*Task description*: Filter the lines below, copying only those with the string "structured".

[Extracted records]
****

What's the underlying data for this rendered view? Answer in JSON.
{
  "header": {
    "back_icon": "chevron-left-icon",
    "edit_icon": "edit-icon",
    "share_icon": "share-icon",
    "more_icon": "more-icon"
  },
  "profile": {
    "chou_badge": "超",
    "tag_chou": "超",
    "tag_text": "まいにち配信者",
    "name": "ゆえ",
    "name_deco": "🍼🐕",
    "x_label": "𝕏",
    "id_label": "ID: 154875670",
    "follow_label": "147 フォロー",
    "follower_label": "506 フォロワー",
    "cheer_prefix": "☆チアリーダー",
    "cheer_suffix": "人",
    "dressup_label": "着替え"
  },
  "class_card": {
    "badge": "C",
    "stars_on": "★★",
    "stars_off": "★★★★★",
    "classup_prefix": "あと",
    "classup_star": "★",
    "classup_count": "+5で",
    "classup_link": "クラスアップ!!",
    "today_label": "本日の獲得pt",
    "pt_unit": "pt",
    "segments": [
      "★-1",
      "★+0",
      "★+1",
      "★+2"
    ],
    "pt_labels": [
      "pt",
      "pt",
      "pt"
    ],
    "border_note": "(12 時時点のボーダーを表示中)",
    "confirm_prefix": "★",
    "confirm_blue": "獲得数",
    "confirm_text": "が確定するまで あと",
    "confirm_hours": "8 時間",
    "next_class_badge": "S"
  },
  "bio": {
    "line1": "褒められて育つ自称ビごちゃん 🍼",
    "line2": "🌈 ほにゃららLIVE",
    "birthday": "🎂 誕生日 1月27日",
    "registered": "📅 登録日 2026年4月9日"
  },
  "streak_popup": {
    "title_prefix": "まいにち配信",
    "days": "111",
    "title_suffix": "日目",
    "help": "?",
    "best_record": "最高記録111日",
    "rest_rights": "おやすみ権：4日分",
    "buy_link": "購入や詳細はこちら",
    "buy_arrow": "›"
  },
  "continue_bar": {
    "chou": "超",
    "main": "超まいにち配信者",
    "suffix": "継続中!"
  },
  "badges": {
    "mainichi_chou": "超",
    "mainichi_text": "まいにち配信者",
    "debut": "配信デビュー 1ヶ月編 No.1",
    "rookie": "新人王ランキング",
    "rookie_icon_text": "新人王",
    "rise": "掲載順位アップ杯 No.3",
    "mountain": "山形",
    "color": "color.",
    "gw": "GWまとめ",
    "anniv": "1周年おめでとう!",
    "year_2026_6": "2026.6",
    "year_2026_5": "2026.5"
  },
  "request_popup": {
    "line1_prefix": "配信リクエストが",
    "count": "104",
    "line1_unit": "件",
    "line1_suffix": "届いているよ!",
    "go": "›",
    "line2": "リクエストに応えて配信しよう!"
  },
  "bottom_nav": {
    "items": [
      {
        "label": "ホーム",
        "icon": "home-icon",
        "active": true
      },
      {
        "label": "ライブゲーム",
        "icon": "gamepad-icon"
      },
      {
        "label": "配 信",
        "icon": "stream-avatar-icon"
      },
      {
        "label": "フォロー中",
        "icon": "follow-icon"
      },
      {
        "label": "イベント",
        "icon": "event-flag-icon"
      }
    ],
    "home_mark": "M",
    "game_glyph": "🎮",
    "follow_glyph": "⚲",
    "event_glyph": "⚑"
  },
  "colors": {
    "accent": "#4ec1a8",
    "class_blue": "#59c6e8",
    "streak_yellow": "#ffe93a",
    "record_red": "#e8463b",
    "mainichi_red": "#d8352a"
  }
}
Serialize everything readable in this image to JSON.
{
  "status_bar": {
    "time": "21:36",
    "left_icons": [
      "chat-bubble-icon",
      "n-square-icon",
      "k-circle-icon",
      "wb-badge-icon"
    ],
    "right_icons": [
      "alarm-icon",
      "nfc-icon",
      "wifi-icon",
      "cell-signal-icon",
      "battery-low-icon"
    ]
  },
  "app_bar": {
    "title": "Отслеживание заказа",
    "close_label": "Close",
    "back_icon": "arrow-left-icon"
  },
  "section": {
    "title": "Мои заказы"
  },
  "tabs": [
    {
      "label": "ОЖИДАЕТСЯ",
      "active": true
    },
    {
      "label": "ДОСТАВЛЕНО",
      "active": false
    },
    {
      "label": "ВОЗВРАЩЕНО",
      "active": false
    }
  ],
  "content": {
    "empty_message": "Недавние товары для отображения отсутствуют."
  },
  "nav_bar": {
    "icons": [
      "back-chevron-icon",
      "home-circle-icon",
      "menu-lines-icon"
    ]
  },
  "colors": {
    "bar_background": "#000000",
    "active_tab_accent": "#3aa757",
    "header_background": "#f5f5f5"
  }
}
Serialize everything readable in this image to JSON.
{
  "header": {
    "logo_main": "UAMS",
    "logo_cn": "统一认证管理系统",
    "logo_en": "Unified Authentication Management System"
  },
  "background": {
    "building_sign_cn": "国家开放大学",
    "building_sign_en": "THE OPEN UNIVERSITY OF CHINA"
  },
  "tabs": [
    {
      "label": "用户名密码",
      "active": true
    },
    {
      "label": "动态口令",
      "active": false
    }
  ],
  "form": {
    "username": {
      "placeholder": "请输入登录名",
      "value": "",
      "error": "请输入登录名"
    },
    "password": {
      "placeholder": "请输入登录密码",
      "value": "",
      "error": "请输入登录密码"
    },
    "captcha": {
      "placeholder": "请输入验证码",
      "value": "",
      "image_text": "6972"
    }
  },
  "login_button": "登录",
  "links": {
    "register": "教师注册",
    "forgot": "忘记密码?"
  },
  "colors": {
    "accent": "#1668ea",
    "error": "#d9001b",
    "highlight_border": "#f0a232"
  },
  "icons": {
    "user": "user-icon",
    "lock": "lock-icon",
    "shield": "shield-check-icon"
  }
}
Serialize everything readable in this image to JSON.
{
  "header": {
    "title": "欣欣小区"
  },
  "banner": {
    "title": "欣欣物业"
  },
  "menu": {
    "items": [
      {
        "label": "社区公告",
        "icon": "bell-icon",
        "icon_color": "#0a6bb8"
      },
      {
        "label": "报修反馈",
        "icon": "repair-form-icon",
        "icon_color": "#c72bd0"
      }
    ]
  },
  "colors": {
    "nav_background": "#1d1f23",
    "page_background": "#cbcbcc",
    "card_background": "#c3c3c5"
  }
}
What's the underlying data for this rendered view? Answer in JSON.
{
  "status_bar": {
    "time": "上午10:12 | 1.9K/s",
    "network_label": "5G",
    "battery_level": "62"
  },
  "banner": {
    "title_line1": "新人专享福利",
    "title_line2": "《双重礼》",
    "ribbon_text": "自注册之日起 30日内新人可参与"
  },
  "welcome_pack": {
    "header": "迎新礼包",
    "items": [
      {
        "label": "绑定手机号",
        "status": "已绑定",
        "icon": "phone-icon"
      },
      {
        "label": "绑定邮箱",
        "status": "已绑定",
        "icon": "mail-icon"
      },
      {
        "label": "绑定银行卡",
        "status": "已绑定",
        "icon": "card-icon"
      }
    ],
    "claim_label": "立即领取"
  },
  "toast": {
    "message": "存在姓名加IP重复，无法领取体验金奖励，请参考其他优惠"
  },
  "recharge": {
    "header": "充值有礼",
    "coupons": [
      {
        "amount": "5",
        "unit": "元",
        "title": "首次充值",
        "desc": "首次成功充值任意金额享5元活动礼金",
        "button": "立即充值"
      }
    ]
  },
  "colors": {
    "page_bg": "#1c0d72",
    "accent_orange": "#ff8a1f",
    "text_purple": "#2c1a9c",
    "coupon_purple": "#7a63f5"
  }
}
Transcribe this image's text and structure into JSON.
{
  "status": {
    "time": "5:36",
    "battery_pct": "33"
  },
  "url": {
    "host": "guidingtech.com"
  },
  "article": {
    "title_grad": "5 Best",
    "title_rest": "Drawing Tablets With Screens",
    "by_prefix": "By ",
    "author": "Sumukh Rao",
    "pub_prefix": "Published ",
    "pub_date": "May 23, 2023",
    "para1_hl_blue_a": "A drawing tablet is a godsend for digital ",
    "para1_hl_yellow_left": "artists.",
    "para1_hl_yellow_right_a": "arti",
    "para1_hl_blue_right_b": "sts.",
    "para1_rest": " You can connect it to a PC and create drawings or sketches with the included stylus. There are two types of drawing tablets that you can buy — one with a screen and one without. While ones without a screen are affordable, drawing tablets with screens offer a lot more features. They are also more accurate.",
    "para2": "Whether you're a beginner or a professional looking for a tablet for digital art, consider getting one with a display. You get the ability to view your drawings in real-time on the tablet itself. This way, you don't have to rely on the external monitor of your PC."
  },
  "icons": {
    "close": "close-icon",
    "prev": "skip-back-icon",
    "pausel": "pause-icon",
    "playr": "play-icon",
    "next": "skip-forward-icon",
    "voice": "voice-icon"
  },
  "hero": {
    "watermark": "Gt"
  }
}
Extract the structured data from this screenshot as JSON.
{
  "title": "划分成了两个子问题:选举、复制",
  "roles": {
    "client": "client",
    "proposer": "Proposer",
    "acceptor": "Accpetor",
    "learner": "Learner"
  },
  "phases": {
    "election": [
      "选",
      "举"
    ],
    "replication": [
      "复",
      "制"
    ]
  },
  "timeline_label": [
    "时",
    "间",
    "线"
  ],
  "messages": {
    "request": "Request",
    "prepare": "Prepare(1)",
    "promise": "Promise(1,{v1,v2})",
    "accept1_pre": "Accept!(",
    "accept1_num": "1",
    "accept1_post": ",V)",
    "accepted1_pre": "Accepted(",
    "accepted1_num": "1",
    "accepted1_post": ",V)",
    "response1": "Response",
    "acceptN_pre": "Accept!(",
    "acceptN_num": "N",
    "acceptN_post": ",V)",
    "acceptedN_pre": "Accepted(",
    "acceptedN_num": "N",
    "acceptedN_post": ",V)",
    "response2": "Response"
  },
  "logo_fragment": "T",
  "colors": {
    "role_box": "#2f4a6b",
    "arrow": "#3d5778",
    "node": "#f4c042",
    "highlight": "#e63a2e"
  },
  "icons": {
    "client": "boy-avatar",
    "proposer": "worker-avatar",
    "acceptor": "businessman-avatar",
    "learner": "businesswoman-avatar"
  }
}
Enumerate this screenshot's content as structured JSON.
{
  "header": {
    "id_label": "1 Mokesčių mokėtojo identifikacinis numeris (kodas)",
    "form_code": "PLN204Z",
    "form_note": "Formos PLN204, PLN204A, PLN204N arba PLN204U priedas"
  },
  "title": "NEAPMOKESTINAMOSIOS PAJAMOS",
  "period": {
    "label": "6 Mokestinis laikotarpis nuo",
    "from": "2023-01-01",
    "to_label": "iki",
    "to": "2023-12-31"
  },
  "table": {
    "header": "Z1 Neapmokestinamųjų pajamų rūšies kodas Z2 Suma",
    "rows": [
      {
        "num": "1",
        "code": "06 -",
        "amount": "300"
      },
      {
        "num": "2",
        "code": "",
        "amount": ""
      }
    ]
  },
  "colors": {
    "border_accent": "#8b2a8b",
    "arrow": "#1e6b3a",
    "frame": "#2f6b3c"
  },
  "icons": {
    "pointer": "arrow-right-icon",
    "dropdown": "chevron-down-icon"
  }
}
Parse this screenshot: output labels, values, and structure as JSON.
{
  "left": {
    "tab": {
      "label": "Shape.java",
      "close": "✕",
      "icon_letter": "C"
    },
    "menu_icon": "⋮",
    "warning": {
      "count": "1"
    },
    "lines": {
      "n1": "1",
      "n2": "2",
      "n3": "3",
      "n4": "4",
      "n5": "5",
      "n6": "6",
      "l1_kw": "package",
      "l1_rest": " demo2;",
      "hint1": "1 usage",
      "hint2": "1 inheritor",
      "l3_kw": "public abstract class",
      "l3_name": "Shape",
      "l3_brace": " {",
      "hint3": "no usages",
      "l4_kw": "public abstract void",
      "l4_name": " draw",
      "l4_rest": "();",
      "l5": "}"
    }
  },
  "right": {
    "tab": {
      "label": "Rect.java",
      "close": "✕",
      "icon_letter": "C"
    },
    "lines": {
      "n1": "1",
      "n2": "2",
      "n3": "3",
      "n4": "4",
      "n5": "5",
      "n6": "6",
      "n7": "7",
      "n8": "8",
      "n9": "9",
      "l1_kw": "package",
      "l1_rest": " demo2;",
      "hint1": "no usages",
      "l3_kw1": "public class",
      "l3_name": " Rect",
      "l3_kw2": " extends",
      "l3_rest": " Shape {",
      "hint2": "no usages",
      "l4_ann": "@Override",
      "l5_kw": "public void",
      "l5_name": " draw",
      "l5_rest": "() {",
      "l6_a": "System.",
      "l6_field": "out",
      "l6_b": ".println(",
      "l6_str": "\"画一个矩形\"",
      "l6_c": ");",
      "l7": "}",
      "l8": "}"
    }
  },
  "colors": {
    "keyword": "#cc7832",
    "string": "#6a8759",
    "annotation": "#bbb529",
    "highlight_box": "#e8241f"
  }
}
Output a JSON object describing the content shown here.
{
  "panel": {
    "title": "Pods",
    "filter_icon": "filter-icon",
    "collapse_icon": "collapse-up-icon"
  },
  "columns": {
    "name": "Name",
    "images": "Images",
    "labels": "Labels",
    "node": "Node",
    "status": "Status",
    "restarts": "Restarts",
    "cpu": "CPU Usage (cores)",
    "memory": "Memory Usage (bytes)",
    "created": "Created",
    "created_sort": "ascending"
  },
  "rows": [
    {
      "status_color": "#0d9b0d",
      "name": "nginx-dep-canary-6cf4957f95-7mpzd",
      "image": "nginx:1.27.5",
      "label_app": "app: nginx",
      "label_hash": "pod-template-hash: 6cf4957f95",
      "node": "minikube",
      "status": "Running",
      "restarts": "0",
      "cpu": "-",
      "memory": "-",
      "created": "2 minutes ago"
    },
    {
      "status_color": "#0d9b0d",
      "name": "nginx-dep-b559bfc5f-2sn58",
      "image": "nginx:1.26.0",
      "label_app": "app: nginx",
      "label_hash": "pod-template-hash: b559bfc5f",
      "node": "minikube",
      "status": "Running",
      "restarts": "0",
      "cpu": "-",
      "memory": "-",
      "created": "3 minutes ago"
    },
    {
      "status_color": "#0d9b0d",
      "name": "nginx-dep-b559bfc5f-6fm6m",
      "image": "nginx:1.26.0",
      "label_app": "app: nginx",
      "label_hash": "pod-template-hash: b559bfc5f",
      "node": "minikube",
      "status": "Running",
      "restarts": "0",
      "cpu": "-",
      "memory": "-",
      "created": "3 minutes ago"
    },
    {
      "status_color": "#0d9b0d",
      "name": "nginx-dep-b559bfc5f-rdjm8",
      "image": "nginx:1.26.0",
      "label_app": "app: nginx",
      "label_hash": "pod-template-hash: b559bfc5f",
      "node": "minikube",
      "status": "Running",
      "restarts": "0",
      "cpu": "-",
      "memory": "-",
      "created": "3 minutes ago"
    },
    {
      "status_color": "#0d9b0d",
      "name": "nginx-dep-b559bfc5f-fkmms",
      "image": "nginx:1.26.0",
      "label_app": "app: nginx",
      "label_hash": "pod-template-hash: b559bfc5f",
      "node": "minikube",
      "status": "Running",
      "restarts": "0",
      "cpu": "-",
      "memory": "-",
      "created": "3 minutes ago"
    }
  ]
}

****

*Answer below*:
Extract the structured data from this screenshot as JSON.
Enumerate this screenshot's content as structured JSON.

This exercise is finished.